Dataset items
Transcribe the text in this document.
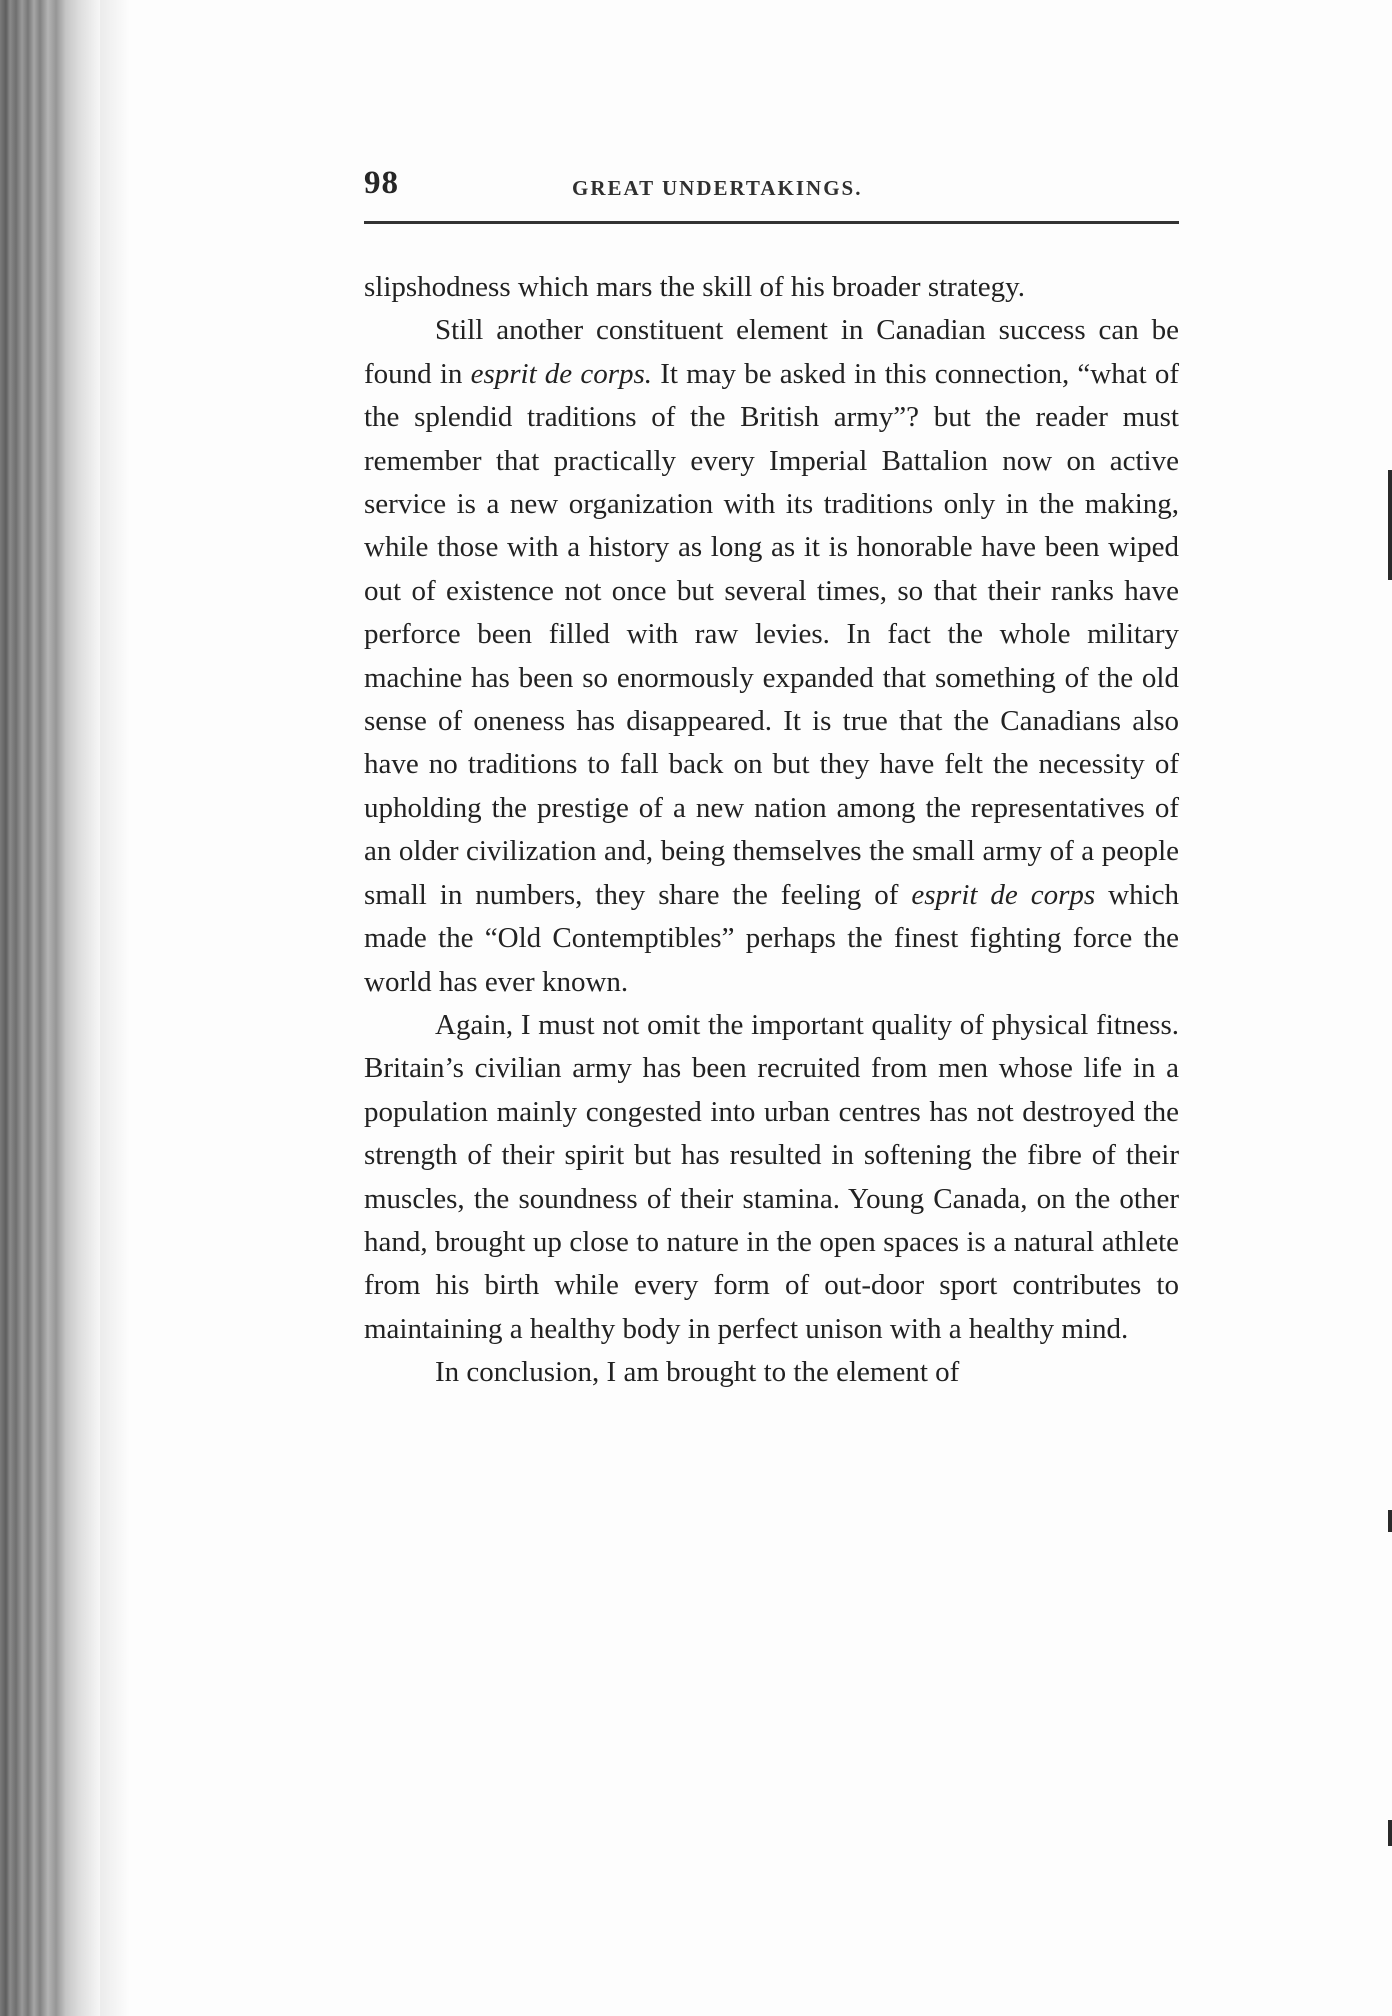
98	GREAT UNDERTAKINGS.

slipshodness which mars the skill of his broader strategy.

Still another constituent element in Canadian success can be found in esprit de corps. It may be asked in this connection, “what of the splendid traditions of the British army”? but the reader must remember that practically every Imperial Battalion now on active service is a new organization with its traditions only in the making, while those with a history as long as it is honorable have been wiped out of existence not once but several times, so that their ranks have perforce been filled with raw levies. In fact the whole military machine has been so enormously expanded that something of the old sense of oneness has disappeared. It is true that the Canadians also have no traditions to fall back on but they have felt the necessity of upholding the prestige of a new nation among the representatives of an older civilization and, being themselves the small army of a people small in numbers, they share the feeling of esprit de corps which made the “Old Contemptibles” perhaps the finest fighting force the world has ever known.

Again, I must not omit the important quality of physical fitness. Britain’s civilian army has been recruited from men whose life in a population mainly congested into urban centres has not destroyed the strength of their spirit but has resulted in softening the fibre of their muscles, the soundness of their stamina. Young Canada, on the other hand, brought up close to nature in the open spaces is a natural athlete from his birth while every form of out-door sport contributes to maintaining a healthy body in perfect unison with a healthy mind.

In conclusion, I am brought to the element of
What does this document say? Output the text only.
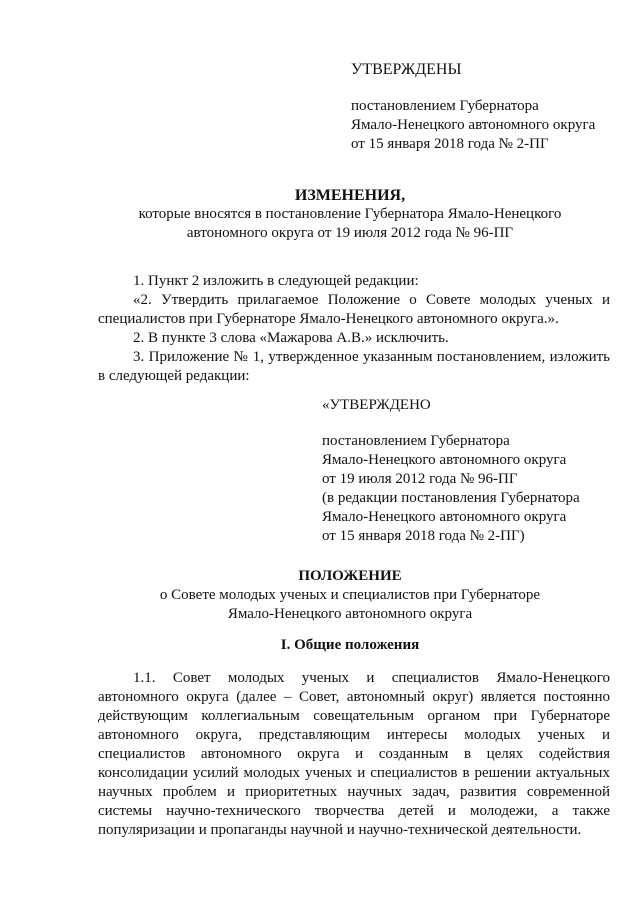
УТВЕРЖДЕНЫ
постановлением Губернатора
Ямало-Ненецкого автономного округа
от 15 января 2018 года № 2-ПГ
ИЗМЕНЕНИЯ,
которые вносятся в постановление Губернатора Ямало-Ненецкого
автономного округа от 19 июля 2012 года № 96-ПГ
1. Пункт 2 изложить в следующей редакции:
«2. Утвердить прилагаемое Положение о Совете молодых ученых и специалистов при Губернаторе Ямало-Ненецкого автономного округа.».
2. В пункте 3 слова «Мажарова А.В.» исключить.
3. Приложение № 1, утвержденное указанным постановлением, изложить в следующей редакции:
«УТВЕРЖДЕНО
постановлением Губернатора
Ямало-Ненецкого автономного округа
от 19 июля 2012 года № 96-ПГ
(в редакции постановления Губернатора
Ямало-Ненецкого автономного округа
от 15 января 2018 года № 2-ПГ)
ПОЛОЖЕНИЕ
о Совете молодых ученых и специалистов при Губернаторе
Ямало-Ненецкого автономного округа
I. Общие положения
1.1. Совет молодых ученых и специалистов Ямало-Ненецкого автономного округа (далее – Совет, автономный округ) является постоянно действующим коллегиальным совещательным органом при Губернаторе автономного округа, представляющим интересы молодых ученых и специалистов автономного округа и созданным в целях содействия консолидации усилий молодых ученых и специалистов в решении актуальных научных проблем и приоритетных научных задач, развития современной системы научно-технического творчества детей и молодежи, а также популяризации и пропаганды научной и научно-технической деятельности.
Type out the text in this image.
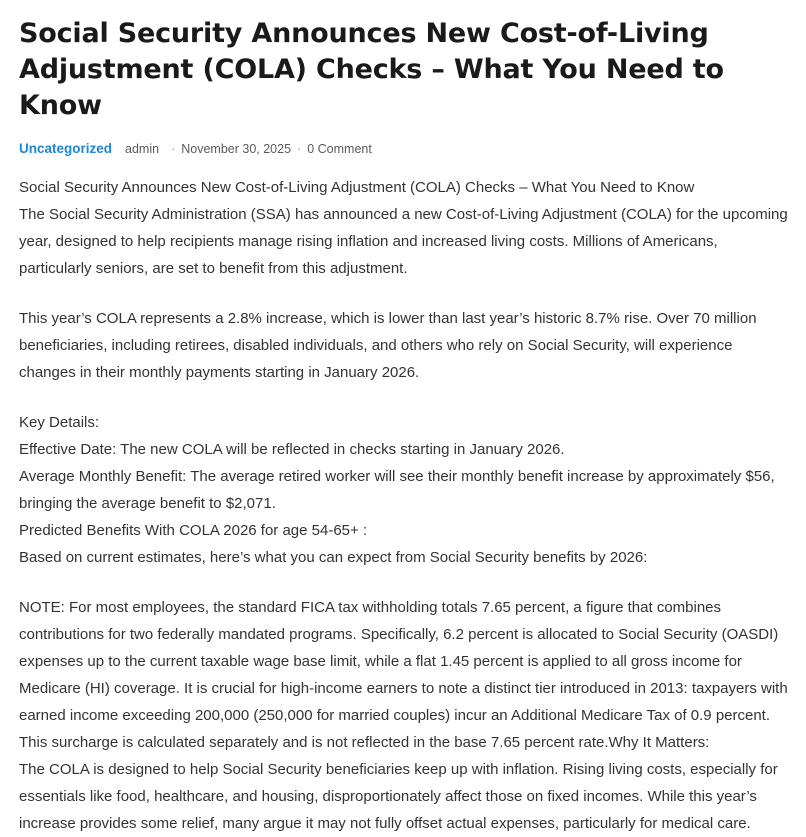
Social Security Announces New Cost-of-Living Adjustment (COLA) Checks – What You Need to Know
Uncategorized admin · November 30, 2025 · 0 Comment

Social Security Announces New Cost-of-Living Adjustment (COLA) Checks – What You Need to Know

The Social Security Administration (SSA) has announced a new Cost-of-Living Adjustment (COLA) for the upcoming year, designed to help recipients manage rising inflation and increased living costs. Millions of Americans, particularly seniors, are set to benefit from this adjustment.

This year’s COLA represents a 2.8% increase, which is lower than last year’s historic 8.7% rise. Over 70 million beneficiaries, including retirees, disabled individuals, and others who rely on Social Security, will experience changes in their monthly payments starting in January 2026.

Key Details:

Effective Date: The new COLA will be reflected in checks starting in January 2026.

Average Monthly Benefit: The average retired worker will see their monthly benefit increase by approximately $56, bringing the average benefit to $2,071.

Predicted Benefits With COLA 2026 for age 54-65+ :

Based on current estimates, here’s what you can expect from Social Security benefits by 2026:

NOTE: For most employees, the standard FICA tax withholding totals 7.65 percent, a figure that combines contributions for two federally mandated programs. Specifically, 6.2 percent is allocated to Social Security (OASDI) expenses up to the current taxable wage base limit, while a flat 1.45 percent is applied to all gross income for Medicare (HI) coverage. It is crucial for high-income earners to note a distinct tier introduced in 2013: taxpayers with earned income exceeding 200,000 (250,000 for married couples) incur an Additional Medicare Tax of 0.9 percent. This surcharge is calculated separately and is not reflected in the base 7.65 percent rate.Why It Matters:

The COLA is designed to help Social Security beneficiaries keep up with inflation. Rising living costs, especially for essentials like food, healthcare, and housing, disproportionately affect those on fixed incomes. While this year’s increase provides some relief, many argue it may not fully offset actual expenses, particularly for medical care.
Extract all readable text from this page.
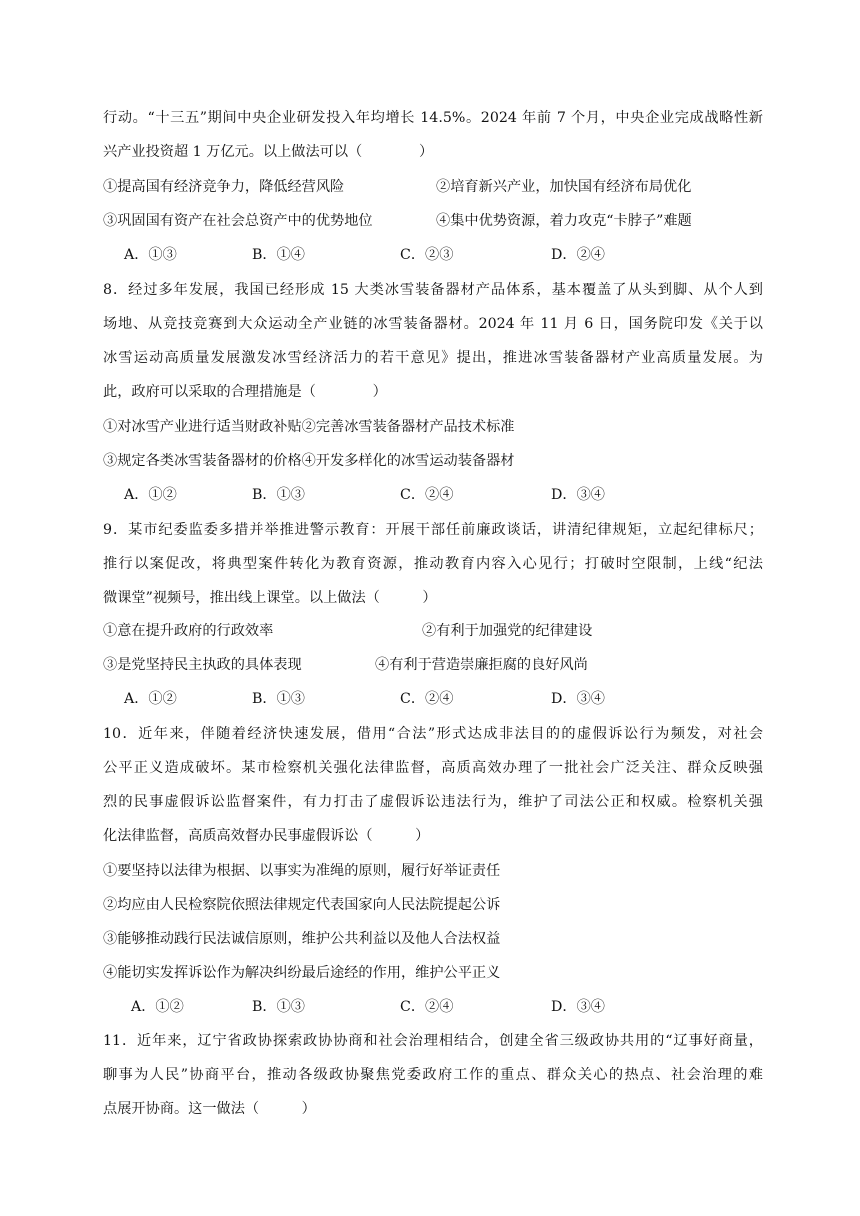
行动。“十三五”期间中央企业研发投入年均增长 14.5%。2024 年前 7 个月，中央企业完成战略性新
兴产业投资超 1 万亿元。以上做法可以（　　　　）
①提高国有经济竞争力，降低经营风险	②培育新兴产业，加快国有经济布局优化
③巩固国有资产在社会总资产中的优势地位	④集中优势资源，着力攻克“卡脖子”难题
A．①③	B．①④	C．②③	D．②④
8．经过多年发展，我国已经形成 15 大类冰雪装备器材产品体系，基本覆盖了从头到脚、从个人到
场地、从竞技竞赛到大众运动全产业链的冰雪装备器材。2024 年 11 月 6 日，国务院印发《关于以
冰雪运动高质量发展激发冰雪经济活力的若干意见》提出，推进冰雪装备器材产业高质量发展。为
此，政府可以采取的合理措施是（　　　　）
①对冰雪产业进行适当财政补贴②完善冰雪装备器材产品技术标准
③规定各类冰雪装备器材的价格④开发多样化的冰雪运动装备器材
A．①②	B．①③	C．②④	D．③④
9．某市纪委监委多措并举推进警示教育：开展干部任前廉政谈话，讲清纪律规矩，立起纪律标尺；
推行以案促改，将典型案件转化为教育资源，推动教育内容入心见行；打破时空限制，上线“纪法
微课堂”视频号，推出线上课堂。以上做法（　　　）
①意在提升政府的行政效率	②有利于加强党的纪律建设
③是党坚持民主执政的具体表现	④有利于营造崇廉拒腐的良好风尚
A．①②	B．①③	C．②④	D．③④
10．近年来，伴随着经济快速发展，借用“合法”形式达成非法目的的虚假诉讼行为频发，对社会
公平正义造成破坏。某市检察机关强化法律监督，高质高效办理了一批社会广泛关注、群众反映强
烈的民事虚假诉讼监督案件，有力打击了虚假诉讼违法行为，维护了司法公正和权威。检察机关强
化法律监督，高质高效督办民事虚假诉讼（　　　）
①要坚持以法律为根据、以事实为准绳的原则，履行好举证责任
②均应由人民检察院依照法律规定代表国家向人民法院提起公诉
③能够推动践行民法诚信原则，维护公共利益以及他人合法权益
④能切实发挥诉讼作为解决纠纷最后途经的作用，维护公平正义
A．①②	B．①③	C．②④	D．③④
11．近年来，辽宁省政协探索政协协商和社会治理相结合，创建全省三级政协共用的“辽事好商量，
聊事为人民”协商平台，推动各级政协聚焦党委政府工作的重点、群众关心的热点、社会治理的难
点展开协商。这一做法（　　　）
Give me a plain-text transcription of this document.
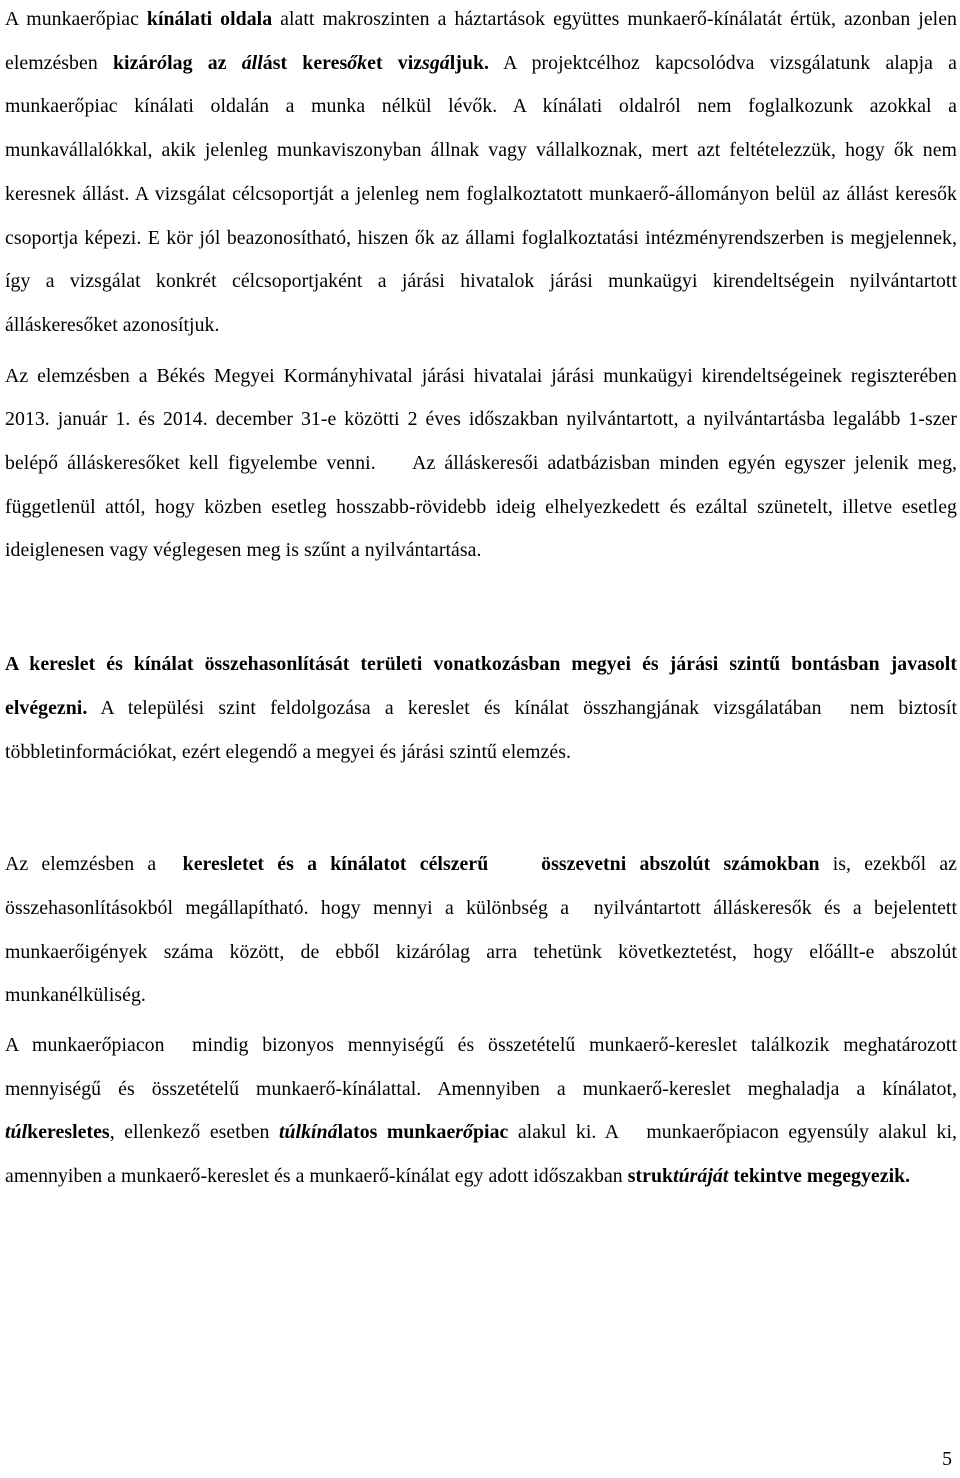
A munkaerőpiac kínálati oldala alatt makroszinten a háztartások együttes munkaerő-kínálatát értük, azonban jelen elemzésben kizárólag az állást keresőket vizsgáljuk. A projektcélhoz kapcsolódva vizsgálatunk alapja a munkaerőpiac kínálati oldalán a munka nélkül lévők. A kínálati oldalról nem foglalkozunk azokkal a munkavállalókkal, akik jelenleg munkaviszonyban állnak vagy vállalkoznak, mert azt feltételezzük, hogy ők nem keresnek állást. A vizsgálat célcsoportját a jelenleg nem foglalkoztatott munkaerő-állományon belül az állást keresők csoportja képezi. E kör jól beazonosítható, hiszen ők az állami foglalkoztatási intézményrendszerben is megjelennek, így a vizsgálat konkrét célcsoportjaként a járási hivatalok járási munkaügyi kirendeltségein nyilvántartott álláskeresőket azonosítjuk.

Az elemzésben a Békés Megyei Kormányhivatal járási hivatalai járási munkaügyi kirendeltségeinek regiszterében 2013. január 1. és 2014. december 31-e közötti 2 éves időszakban nyilvántartott, a nyilvántartásba legalább 1-szer belépő álláskeresőket kell figyelembe venni. Az álláskeresői adatbázisban minden egyén egyszer jelenik meg, függetlenül attól, hogy közben esetleg hosszabb-rövidebb ideig elhelyezkedett és ezáltal szünetelt, illetve esetleg ideiglenesen vagy véglegesen meg is szűnt a nyilvántartása.

A kereslet és kínálat összehasonlítását területi vonatkozásban megyei és járási szintű bontásban javasolt elvégezni. A települési szint feldolgozása a kereslet és kínálat összhangjának vizsgálatában  nem biztosít többletinformációkat, ezért elegendő a megyei és járási szintű elemzés.

Az elemzésben a  keresletet és a kínálatot célszerű	összevetni abszolút számokban is, ezekből az összehasonlításokból megállapítható. hogy mennyi a különbség a  nyilvántartott álláskeresők és a bejelentett munkaerőigények száma között, de ebből kizárólag arra tehetünk következtetést, hogy előállt-e abszolút munkanélküliség.

A munkaerőpiacon  mindig bizonyos mennyiségű és összetételű munkaerő-kereslet találkozik meghatározott mennyiségű és összetételű munkaerő-kínálattal. Amennyiben a munkaerő-kereslet meghaladja a kínálatot, túlkeresletes, ellenkező esetben túlkínálatos munkaerőpiac alakul ki. A   munkaerőpiacon egyensúly alakul ki, amennyiben a munkaerő-kereslet és a munkaerő-kínálat egy adott időszakban struktúráját tekintve megegyezik.

5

YOUR TASK
Select every line of the material above holding the word "kínálatot" and copy it.

ANSWER TO THIS PROBLEM
Az elemzésben a  keresletet és a kínálatot célszerű	összevetni abszolút számokban is, ezekből az összehasonlításokból megállapítható. hogy mennyi a különbség a  nyilvántartott álláskeresők és a bejelentett munkaerőigények száma között, de ebből kizárólag arra tehetünk következtetést, hogy előállt-e abszolút munkanélküliség.
A munkaerőpiacon  mindig bizonyos mennyiségű és összetételű munkaerő-kereslet találkozik meghatározott mennyiségű és összetételű munkaerő-kínálattal. Amennyiben a munkaerő-kereslet meghaladja a kínálatot, túlkeresletes, ellenkező esetben túlkínálatos munkaerőpiac alakul ki. A   munkaerőpiacon egyensúly alakul ki, amennyiben a munkaerő-kereslet és a munkaerő-kínálat egy adott időszakban struktúráját tekintve megegyezik.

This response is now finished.